**STATED TASK**
Spot every line with the word "illetékes" and return it.

**LISTING**
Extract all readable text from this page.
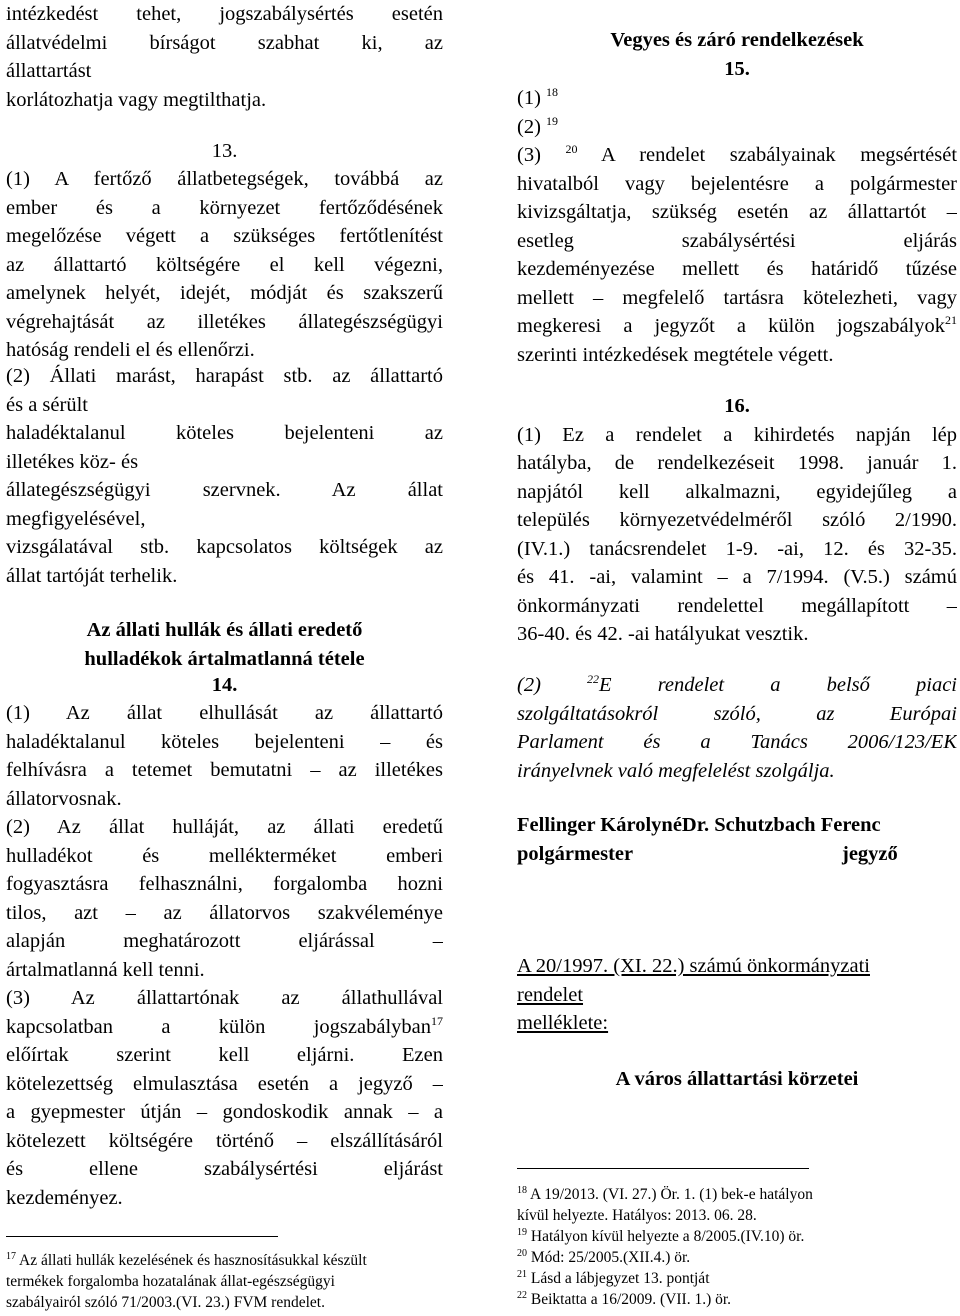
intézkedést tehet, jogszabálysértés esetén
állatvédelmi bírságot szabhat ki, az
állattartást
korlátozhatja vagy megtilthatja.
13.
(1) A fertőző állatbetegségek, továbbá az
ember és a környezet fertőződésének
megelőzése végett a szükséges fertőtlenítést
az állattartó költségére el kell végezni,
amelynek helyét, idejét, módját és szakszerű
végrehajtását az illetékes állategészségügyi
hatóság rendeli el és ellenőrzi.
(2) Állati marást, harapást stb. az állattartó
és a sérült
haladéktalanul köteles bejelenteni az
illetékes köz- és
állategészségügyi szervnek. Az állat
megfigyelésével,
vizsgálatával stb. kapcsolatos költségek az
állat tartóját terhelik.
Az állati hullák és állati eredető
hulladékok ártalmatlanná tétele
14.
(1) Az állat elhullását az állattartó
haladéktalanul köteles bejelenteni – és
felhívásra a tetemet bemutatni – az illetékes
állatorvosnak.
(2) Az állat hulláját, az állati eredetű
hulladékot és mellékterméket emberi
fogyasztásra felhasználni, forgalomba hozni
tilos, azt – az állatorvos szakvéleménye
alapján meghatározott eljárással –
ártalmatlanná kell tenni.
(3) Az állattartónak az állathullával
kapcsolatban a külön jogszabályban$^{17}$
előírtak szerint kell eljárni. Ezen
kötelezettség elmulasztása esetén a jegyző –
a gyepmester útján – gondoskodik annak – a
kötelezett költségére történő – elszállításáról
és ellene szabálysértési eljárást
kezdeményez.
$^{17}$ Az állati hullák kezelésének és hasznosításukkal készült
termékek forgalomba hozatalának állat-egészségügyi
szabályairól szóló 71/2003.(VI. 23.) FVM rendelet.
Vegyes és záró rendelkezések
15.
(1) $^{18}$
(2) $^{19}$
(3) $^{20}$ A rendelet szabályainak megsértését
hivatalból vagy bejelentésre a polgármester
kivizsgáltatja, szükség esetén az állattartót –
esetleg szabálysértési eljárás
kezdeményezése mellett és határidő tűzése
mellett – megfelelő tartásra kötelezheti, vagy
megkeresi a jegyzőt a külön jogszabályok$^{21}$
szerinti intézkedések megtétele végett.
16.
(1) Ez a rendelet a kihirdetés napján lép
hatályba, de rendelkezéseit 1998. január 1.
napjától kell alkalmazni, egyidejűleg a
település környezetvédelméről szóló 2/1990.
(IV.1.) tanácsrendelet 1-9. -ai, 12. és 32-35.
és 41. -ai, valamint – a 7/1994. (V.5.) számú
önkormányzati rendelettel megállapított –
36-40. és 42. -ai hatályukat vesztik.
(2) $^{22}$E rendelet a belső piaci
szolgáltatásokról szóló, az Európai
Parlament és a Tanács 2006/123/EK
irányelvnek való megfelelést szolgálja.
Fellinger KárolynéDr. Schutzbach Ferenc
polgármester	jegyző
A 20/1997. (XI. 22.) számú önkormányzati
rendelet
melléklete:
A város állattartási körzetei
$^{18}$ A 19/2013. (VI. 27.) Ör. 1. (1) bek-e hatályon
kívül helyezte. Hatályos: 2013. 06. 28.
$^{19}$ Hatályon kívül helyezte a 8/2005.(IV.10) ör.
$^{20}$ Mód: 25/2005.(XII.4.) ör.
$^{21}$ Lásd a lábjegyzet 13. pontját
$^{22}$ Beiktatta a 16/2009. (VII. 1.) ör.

**RESULT OF THIS EXERCISE**
végrehajtását az illetékes állategészségügyi
illetékes köz- és
felhívásra a tetemet bemutatni – az illetékes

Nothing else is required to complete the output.